STATED PROBLEM:
Reproduce all of the records exactly.

[SUPPLIED MATERIAL start]

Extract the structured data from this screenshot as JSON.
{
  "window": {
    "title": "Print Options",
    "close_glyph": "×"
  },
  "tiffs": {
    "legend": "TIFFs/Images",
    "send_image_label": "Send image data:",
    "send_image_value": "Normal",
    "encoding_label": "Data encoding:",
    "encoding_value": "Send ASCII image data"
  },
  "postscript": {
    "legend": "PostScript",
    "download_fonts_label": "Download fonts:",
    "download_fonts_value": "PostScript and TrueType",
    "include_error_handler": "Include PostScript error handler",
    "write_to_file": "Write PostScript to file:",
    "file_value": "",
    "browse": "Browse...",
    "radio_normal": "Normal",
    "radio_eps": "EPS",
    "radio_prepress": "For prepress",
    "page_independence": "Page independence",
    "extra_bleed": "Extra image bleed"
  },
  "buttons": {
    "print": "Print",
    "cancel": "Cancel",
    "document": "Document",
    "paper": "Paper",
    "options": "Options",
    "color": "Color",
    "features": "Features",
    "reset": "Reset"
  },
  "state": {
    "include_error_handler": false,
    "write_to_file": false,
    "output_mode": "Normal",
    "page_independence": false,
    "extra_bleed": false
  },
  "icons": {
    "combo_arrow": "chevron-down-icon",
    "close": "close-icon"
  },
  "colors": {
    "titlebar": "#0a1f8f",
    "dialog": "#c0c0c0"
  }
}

[SUPPLIED MATERIAL end]

SOLVED PROBLEM:
Extract the structured data from this screenshot as JSON.
{
  "window": {
    "title": "Print Options",
    "close_glyph": "×"
  },
  "tiffs": {
    "legend": "TIFFs/Images",
    "send_image_label": "Send image data:",
    "send_image_value": "Normal",
    "encoding_label": "Data encoding:",
    "encoding_value": "Send ASCII image data"
  },
  "postscript": {
    "legend": "PostScript",
    "download_fonts_label": "Download fonts:",
    "download_fonts_value": "PostScript and TrueType",
    "include_error_handler": "Include PostScript error handler",
    "write_to_file": "Write PostScript to file:",
    "file_value": "",
    "browse": "Browse...",
    "radio_normal": "Normal",
    "radio_eps": "EPS",
    "radio_prepress": "For prepress",
    "page_independence": "Page independence",
    "extra_bleed": "Extra image bleed"
  },
  "buttons": {
    "print": "Print",
    "cancel": "Cancel",
    "document": "Document",
    "paper": "Paper",
    "options": "Options",
    "color": "Color",
    "features": "Features",
    "reset": "Reset"
  },
  "state": {
    "include_error_handler": false,
    "write_to_file": false,
    "output_mode": "Normal",
    "page_independence": false,
    "extra_bleed": false
  },
  "icons": {
    "combo_arrow": "chevron-down-icon",
    "close": "close-icon"
  },
  "colors": {
    "titlebar": "#0a1f8f",
    "dialog": "#c0c0c0"
  }
}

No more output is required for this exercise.